### Information supplied
# # # # #

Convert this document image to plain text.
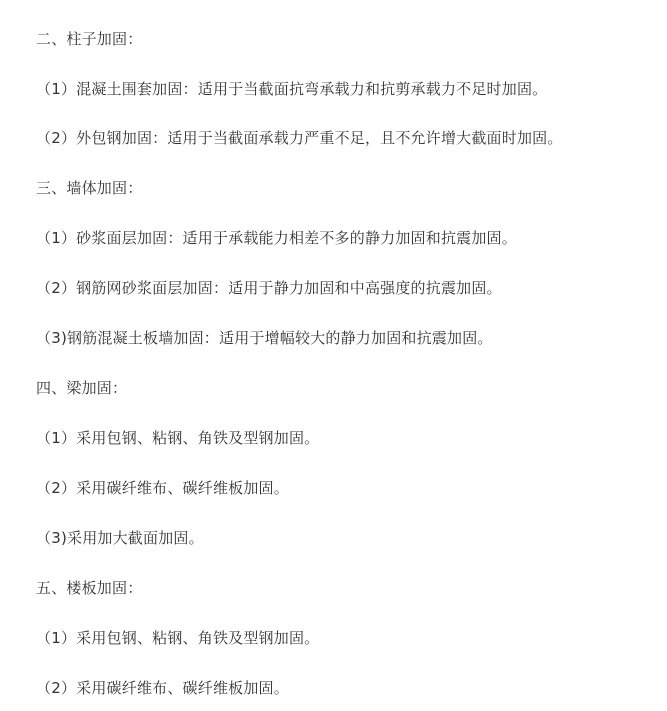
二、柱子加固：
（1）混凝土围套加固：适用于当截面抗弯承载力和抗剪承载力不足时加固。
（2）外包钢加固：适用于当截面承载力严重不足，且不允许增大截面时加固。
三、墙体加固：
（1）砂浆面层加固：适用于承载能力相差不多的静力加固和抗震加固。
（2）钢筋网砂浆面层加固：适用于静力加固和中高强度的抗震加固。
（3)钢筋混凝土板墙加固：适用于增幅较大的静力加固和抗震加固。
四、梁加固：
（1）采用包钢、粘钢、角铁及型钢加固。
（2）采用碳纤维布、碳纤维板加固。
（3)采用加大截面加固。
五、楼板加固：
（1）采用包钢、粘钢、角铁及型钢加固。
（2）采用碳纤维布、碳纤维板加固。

# # # # #

### Description of the task
Transcribe each entry precisely as given, leaving the pictures out.

### Solution for this task
Convert this document image to plain text.
二、柱子加固：
（1）混凝土围套加固：适用于当截面抗弯承载力和抗剪承载力不足时加固。
（2）外包钢加固：适用于当截面承载力严重不足，且不允许增大截面时加固。
三、墙体加固：
（1）砂浆面层加固：适用于承载能力相差不多的静力加固和抗震加固。
（2）钢筋网砂浆面层加固：适用于静力加固和中高强度的抗震加固。
（3)钢筋混凝土板墙加固：适用于增幅较大的静力加固和抗震加固。
四、梁加固：
（1）采用包钢、粘钢、角铁及型钢加固。
（2）采用碳纤维布、碳纤维板加固。
（3)采用加大截面加固。
五、楼板加固：
（1）采用包钢、粘钢、角铁及型钢加固。
（2）采用碳纤维布、碳纤维板加固。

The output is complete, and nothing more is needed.